Exercise requirements: Set the listing down again in full, word for word, with the pictures left out.

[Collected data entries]
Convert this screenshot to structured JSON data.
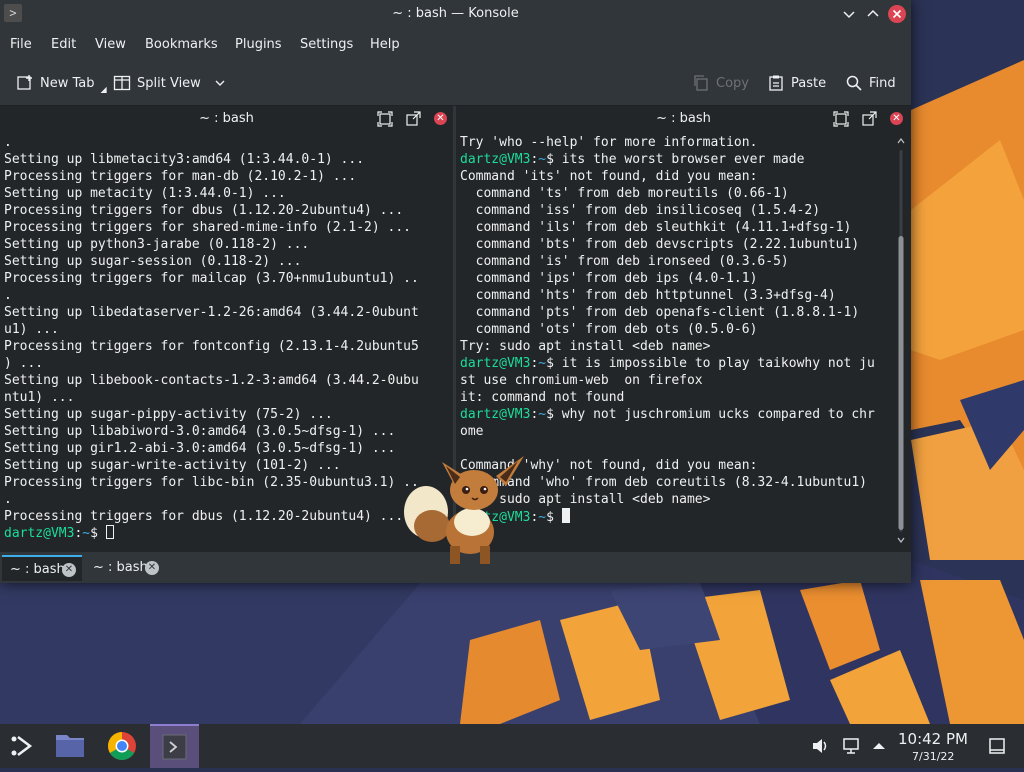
{
  "window": {
    "title": "~ : bash — Konsole",
    "app_icon": "terminal-icon"
  },
  "menu": [
    "File",
    "Edit",
    "View",
    "Bookmarks",
    "Plugins",
    "Settings",
    "Help"
  ],
  "toolbar": {
    "new_tab": "New Tab",
    "split_view": "Split View",
    "copy": "Copy",
    "paste": "Paste",
    "find": "Find"
  },
  "panes": {
    "left": {
      "title": "~ : bash",
      "lines": [
        ".",
        "Setting up libmetacity3:amd64 (1:3.44.0-1) ...",
        "Processing triggers for man-db (2.10.2-1) ...",
        "Setting up metacity (1:3.44.0-1) ...",
        "Processing triggers for dbus (1.12.20-2ubuntu4) ...",
        "Processing triggers for shared-mime-info (2.1-2) ...",
        "Setting up python3-jarabe (0.118-2) ...",
        "Setting up sugar-session (0.118-2) ...",
        "Processing triggers for mailcap (3.70+nmu1ubuntu1) ..",
        ".",
        "Setting up libedataserver-1.2-26:amd64 (3.44.2-0ubunt",
        "u1) ...",
        "Processing triggers for fontconfig (2.13.1-4.2ubuntu5",
        ") ...",
        "Setting up libebook-contacts-1.2-3:amd64 (3.44.2-0ubu",
        "ntu1) ...",
        "Setting up sugar-pippy-activity (75-2) ...",
        "Setting up libabiword-3.0:amd64 (3.0.5~dfsg-1) ...",
        "Setting up gir1.2-abi-3.0:amd64 (3.0.5~dfsg-1) ...",
        "Setting up sugar-write-activity (101-2) ...",
        "Processing triggers for libc-bin (2.35-0ubuntu3.1) ..",
        ".",
        "Processing triggers for dbus (1.12.20-2ubuntu4) ..."
      ],
      "prompt_user": "dartz@VM3",
      "prompt_path": "~",
      "prompt_symbol": "$ "
    },
    "right": {
      "title": "~ : bash",
      "lines": [
        {
          "t": "Try 'who --help' for more information."
        },
        {
          "p": true,
          "t": "its the worst browser ever made"
        },
        {
          "t": "Command 'its' not found, did you mean:"
        },
        {
          "t": "  command 'ts' from deb moreutils (0.66-1)"
        },
        {
          "t": "  command 'iss' from deb insilicoseq (1.5.4-2)"
        },
        {
          "t": "  command 'ils' from deb sleuthkit (4.11.1+dfsg-1)"
        },
        {
          "t": "  command 'bts' from deb devscripts (2.22.1ubuntu1)"
        },
        {
          "t": "  command 'is' from deb ironseed (0.3.6-5)"
        },
        {
          "t": "  command 'ips' from deb ips (4.0-1.1)"
        },
        {
          "t": "  command 'hts' from deb httptunnel (3.3+dfsg-4)"
        },
        {
          "t": "  command 'pts' from deb openafs-client (1.8.8.1-1)"
        },
        {
          "t": "  command 'ots' from deb ots (0.5.0-6)"
        },
        {
          "t": "Try: sudo apt install <deb name>"
        },
        {
          "p": true,
          "t": "it is impossible to play taikowhy not ju"
        },
        {
          "t": "st use chromium-web  on firefox"
        },
        {
          "t": "it: command not found"
        },
        {
          "p": true,
          "t": "why not juschromium ucks compared to chr"
        },
        {
          "t": "ome"
        },
        {
          "t": ""
        },
        {
          "t": "Command 'why' not found, did you mean:"
        },
        {
          "t": "  command 'who' from deb coreutils (8.32-4.1ubuntu1)"
        },
        {
          "t": "Try: sudo apt install <deb name>"
        },
        {
          "p": true,
          "t": ""
        }
      ],
      "prompt_user": "dartz@VM3",
      "prompt_path": "~",
      "prompt_symbol": "$ "
    }
  },
  "tabs": [
    {
      "label": "~ : bash",
      "active": true
    },
    {
      "label": "~ : bash",
      "active": false
    }
  ],
  "taskbar": {
    "clock_time": "10:42 PM",
    "clock_date": "7/31/22"
  },
  "colors": {
    "prompt_green": "#1cdc9a",
    "path_blue": "#3daee9",
    "close_red": "#da4453",
    "wallpaper_orange": "#f2a33a"
  }
}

Written response:
Convert this screenshot to structured JSON data.
{
  "window": {
    "title": "~ : bash — Konsole",
    "app_icon": "terminal-icon"
  },
  "menu": [
    "File",
    "Edit",
    "View",
    "Bookmarks",
    "Plugins",
    "Settings",
    "Help"
  ],
  "toolbar": {
    "new_tab": "New Tab",
    "split_view": "Split View",
    "copy": "Copy",
    "paste": "Paste",
    "find": "Find"
  },
  "panes": {
    "left": {
      "title": "~ : bash",
      "lines": [
        ".",
        "Setting up libmetacity3:amd64 (1:3.44.0-1) ...",
        "Processing triggers for man-db (2.10.2-1) ...",
        "Setting up metacity (1:3.44.0-1) ...",
        "Processing triggers for dbus (1.12.20-2ubuntu4) ...",
        "Processing triggers for shared-mime-info (2.1-2) ...",
        "Setting up python3-jarabe (0.118-2) ...",
        "Setting up sugar-session (0.118-2) ...",
        "Processing triggers for mailcap (3.70+nmu1ubuntu1) ..",
        ".",
        "Setting up libedataserver-1.2-26:amd64 (3.44.2-0ubunt",
        "u1) ...",
        "Processing triggers for fontconfig (2.13.1-4.2ubuntu5",
        ") ...",
        "Setting up libebook-contacts-1.2-3:amd64 (3.44.2-0ubu",
        "ntu1) ...",
        "Setting up sugar-pippy-activity (75-2) ...",
        "Setting up libabiword-3.0:amd64 (3.0.5~dfsg-1) ...",
        "Setting up gir1.2-abi-3.0:amd64 (3.0.5~dfsg-1) ...",
        "Setting up sugar-write-activity (101-2) ...",
        "Processing triggers for libc-bin (2.35-0ubuntu3.1) ..",
        ".",
        "Processing triggers for dbus (1.12.20-2ubuntu4) ..."
      ],
      "prompt_user": "dartz@VM3",
      "prompt_path": "~",
      "prompt_symbol": "$ "
    },
    "right": {
      "title": "~ : bash",
      "lines": [
        {
          "t": "Try 'who --help' for more information."
        },
        {
          "p": true,
          "t": "its the worst browser ever made"
        },
        {
          "t": "Command 'its' not found, did you mean:"
        },
        {
          "t": "  command 'ts' from deb moreutils (0.66-1)"
        },
        {
          "t": "  command 'iss' from deb insilicoseq (1.5.4-2)"
        },
        {
          "t": "  command 'ils' from deb sleuthkit (4.11.1+dfsg-1)"
        },
        {
          "t": "  command 'bts' from deb devscripts (2.22.1ubuntu1)"
        },
        {
          "t": "  command 'is' from deb ironseed (0.3.6-5)"
        },
        {
          "t": "  command 'ips' from deb ips (4.0-1.1)"
        },
        {
          "t": "  command 'hts' from deb httptunnel (3.3+dfsg-4)"
        },
        {
          "t": "  command 'pts' from deb openafs-client (1.8.8.1-1)"
        },
        {
          "t": "  command 'ots' from deb ots (0.5.0-6)"
        },
        {
          "t": "Try: sudo apt install <deb name>"
        },
        {
          "p": true,
          "t": "it is impossible to play taikowhy not ju"
        },
        {
          "t": "st use chromium-web  on firefox"
        },
        {
          "t": "it: command not found"
        },
        {
          "p": true,
          "t": "why not juschromium ucks compared to chr"
        },
        {
          "t": "ome"
        },
        {
          "t": ""
        },
        {
          "t": "Command 'why' not found, did you mean:"
        },
        {
          "t": "  command 'who' from deb coreutils (8.32-4.1ubuntu1)"
        },
        {
          "t": "Try: sudo apt install <deb name>"
        },
        {
          "p": true,
          "t": ""
        }
      ],
      "prompt_user": "dartz@VM3",
      "prompt_path": "~",
      "prompt_symbol": "$ "
    }
  },
  "tabs": [
    {
      "label": "~ : bash",
      "active": true
    },
    {
      "label": "~ : bash",
      "active": false
    }
  ],
  "taskbar": {
    "clock_time": "10:42 PM",
    "clock_date": "7/31/22"
  },
  "colors": {
    "prompt_green": "#1cdc9a",
    "path_blue": "#3daee9",
    "close_red": "#da4453",
    "wallpaper_orange": "#f2a33a"
  }
}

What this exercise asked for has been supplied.